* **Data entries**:
###

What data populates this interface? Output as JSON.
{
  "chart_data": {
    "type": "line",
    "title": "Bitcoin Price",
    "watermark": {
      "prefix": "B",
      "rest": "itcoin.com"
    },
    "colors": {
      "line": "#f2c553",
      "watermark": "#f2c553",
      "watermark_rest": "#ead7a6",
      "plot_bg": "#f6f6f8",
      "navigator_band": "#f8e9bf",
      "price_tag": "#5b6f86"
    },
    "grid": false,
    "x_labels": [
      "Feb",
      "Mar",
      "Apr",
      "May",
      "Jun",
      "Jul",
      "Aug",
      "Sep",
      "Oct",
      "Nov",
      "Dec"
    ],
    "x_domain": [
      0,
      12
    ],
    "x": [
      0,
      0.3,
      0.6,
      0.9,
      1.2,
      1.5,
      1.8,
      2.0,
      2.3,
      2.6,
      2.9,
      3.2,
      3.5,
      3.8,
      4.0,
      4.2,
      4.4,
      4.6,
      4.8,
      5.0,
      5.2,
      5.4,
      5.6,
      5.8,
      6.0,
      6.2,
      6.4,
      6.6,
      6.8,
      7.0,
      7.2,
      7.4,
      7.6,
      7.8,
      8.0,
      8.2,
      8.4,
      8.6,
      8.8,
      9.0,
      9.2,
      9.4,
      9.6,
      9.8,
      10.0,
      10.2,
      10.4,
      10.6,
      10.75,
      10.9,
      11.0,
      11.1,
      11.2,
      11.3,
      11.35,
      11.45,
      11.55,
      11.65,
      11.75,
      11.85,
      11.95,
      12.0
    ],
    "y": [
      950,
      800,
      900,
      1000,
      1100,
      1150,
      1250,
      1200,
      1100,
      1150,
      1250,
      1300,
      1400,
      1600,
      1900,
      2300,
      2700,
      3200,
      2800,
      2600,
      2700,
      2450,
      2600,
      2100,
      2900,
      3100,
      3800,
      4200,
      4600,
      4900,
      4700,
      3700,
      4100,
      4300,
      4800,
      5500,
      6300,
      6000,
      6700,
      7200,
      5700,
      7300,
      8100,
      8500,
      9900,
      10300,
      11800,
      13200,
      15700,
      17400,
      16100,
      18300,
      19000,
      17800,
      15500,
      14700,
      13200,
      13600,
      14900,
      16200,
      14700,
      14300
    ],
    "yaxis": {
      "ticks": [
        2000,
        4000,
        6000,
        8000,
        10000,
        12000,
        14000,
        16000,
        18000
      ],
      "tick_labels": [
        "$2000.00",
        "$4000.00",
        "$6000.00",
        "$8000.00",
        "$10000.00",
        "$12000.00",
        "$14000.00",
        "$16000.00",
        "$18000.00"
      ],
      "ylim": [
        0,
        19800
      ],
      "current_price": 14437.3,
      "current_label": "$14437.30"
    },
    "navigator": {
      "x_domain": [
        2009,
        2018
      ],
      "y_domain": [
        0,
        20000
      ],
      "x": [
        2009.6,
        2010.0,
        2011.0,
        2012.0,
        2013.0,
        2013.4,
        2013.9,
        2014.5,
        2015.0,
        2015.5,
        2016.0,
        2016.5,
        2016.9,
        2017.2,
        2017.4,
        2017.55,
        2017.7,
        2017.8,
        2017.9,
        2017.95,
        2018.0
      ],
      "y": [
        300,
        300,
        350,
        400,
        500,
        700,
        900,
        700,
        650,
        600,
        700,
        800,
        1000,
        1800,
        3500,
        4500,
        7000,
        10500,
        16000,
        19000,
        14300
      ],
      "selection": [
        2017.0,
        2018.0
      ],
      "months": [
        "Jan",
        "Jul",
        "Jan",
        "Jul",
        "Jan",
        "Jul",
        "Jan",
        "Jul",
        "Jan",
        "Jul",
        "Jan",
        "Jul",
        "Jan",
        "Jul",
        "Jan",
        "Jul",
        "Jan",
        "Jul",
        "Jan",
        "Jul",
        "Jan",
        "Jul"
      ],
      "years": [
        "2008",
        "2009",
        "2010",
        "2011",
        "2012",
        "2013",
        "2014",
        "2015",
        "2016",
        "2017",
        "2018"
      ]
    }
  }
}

###

* **What the task asks**: Return the whole listing exactly, with every line included.

* **Exercise response**:
What data populates this interface? Output as JSON.
{
  "chart_data": {
    "type": "line",
    "title": "Bitcoin Price",
    "watermark": {
      "prefix": "B",
      "rest": "itcoin.com"
    },
    "colors": {
      "line": "#f2c553",
      "watermark": "#f2c553",
      "watermark_rest": "#ead7a6",
      "plot_bg": "#f6f6f8",
      "navigator_band": "#f8e9bf",
      "price_tag": "#5b6f86"
    },
    "grid": false,
    "x_labels": [
      "Feb",
      "Mar",
      "Apr",
      "May",
      "Jun",
      "Jul",
      "Aug",
      "Sep",
      "Oct",
      "Nov",
      "Dec"
    ],
    "x_domain": [
      0,
      12
    ],
    "x": [
      0,
      0.3,
      0.6,
      0.9,
      1.2,
      1.5,
      1.8,
      2.0,
      2.3,
      2.6,
      2.9,
      3.2,
      3.5,
      3.8,
      4.0,
      4.2,
      4.4,
      4.6,
      4.8,
      5.0,
      5.2,
      5.4,
      5.6,
      5.8,
      6.0,
      6.2,
      6.4,
      6.6,
      6.8,
      7.0,
      7.2,
      7.4,
      7.6,
      7.8,
      8.0,
      8.2,
      8.4,
      8.6,
      8.8,
      9.0,
      9.2,
      9.4,
      9.6,
      9.8,
      10.0,
      10.2,
      10.4,
      10.6,
      10.75,
      10.9,
      11.0,
      11.1,
      11.2,
      11.3,
      11.35,
      11.45,
      11.55,
      11.65,
      11.75,
      11.85,
      11.95,
      12.0
    ],
    "y": [
      950,
      800,
      900,
      1000,
      1100,
      1150,
      1250,
      1200,
      1100,
      1150,
      1250,
      1300,
      1400,
      1600,
      1900,
      2300,
      2700,
      3200,
      2800,
      2600,
      2700,
      2450,
      2600,
      2100,
      2900,
      3100,
      3800,
      4200,
      4600,
      4900,
      4700,
      3700,
      4100,
      4300,
      4800,
      5500,
      6300,
      6000,
      6700,
      7200,
      5700,
      7300,
      8100,
      8500,
      9900,
      10300,
      11800,
      13200,
      15700,
      17400,
      16100,
      18300,
      19000,
      17800,
      15500,
      14700,
      13200,
      13600,
      14900,
      16200,
      14700,
      14300
    ],
    "yaxis": {
      "ticks": [
        2000,
        4000,
        6000,
        8000,
        10000,
        12000,
        14000,
        16000,
        18000
      ],
      "tick_labels": [
        "$2000.00",
        "$4000.00",
        "$6000.00",
        "$8000.00",
        "$10000.00",
        "$12000.00",
        "$14000.00",
        "$16000.00",
        "$18000.00"
      ],
      "ylim": [
        0,
        19800
      ],
      "current_price": 14437.3,
      "current_label": "$14437.30"
    },
    "navigator": {
      "x_domain": [
        2009,
        2018
      ],
      "y_domain": [
        0,
        20000
      ],
      "x": [
        2009.6,
        2010.0,
        2011.0,
        2012.0,
        2013.0,
        2013.4,
        2013.9,
        2014.5,
        2015.0,
        2015.5,
        2016.0,
        2016.5,
        2016.9,
        2017.2,
        2017.4,
        2017.55,
        2017.7,
        2017.8,
        2017.9,
        2017.95,
        2018.0
      ],
      "y": [
        300,
        300,
        350,
        400,
        500,
        700,
        900,
        700,
        650,
        600,
        700,
        800,
        1000,
        1800,
        3500,
        4500,
        7000,
        10500,
        16000,
        19000,
        14300
      ],
      "selection": [
        2017.0,
        2018.0
      ],
      "months": [
        "Jan",
        "Jul",
        "Jan",
        "Jul",
        "Jan",
        "Jul",
        "Jan",
        "Jul",
        "Jan",
        "Jul",
        "Jan",
        "Jul",
        "Jan",
        "Jul",
        "Jan",
        "Jul",
        "Jan",
        "Jul",
        "Jan",
        "Jul",
        "Jan",
        "Jul"
      ],
      "years": [
        "2008",
        "2009",
        "2010",
        "2011",
        "2012",
        "2013",
        "2014",
        "2015",
        "2016",
        "2017",
        "2018"
      ]
    }
  }
}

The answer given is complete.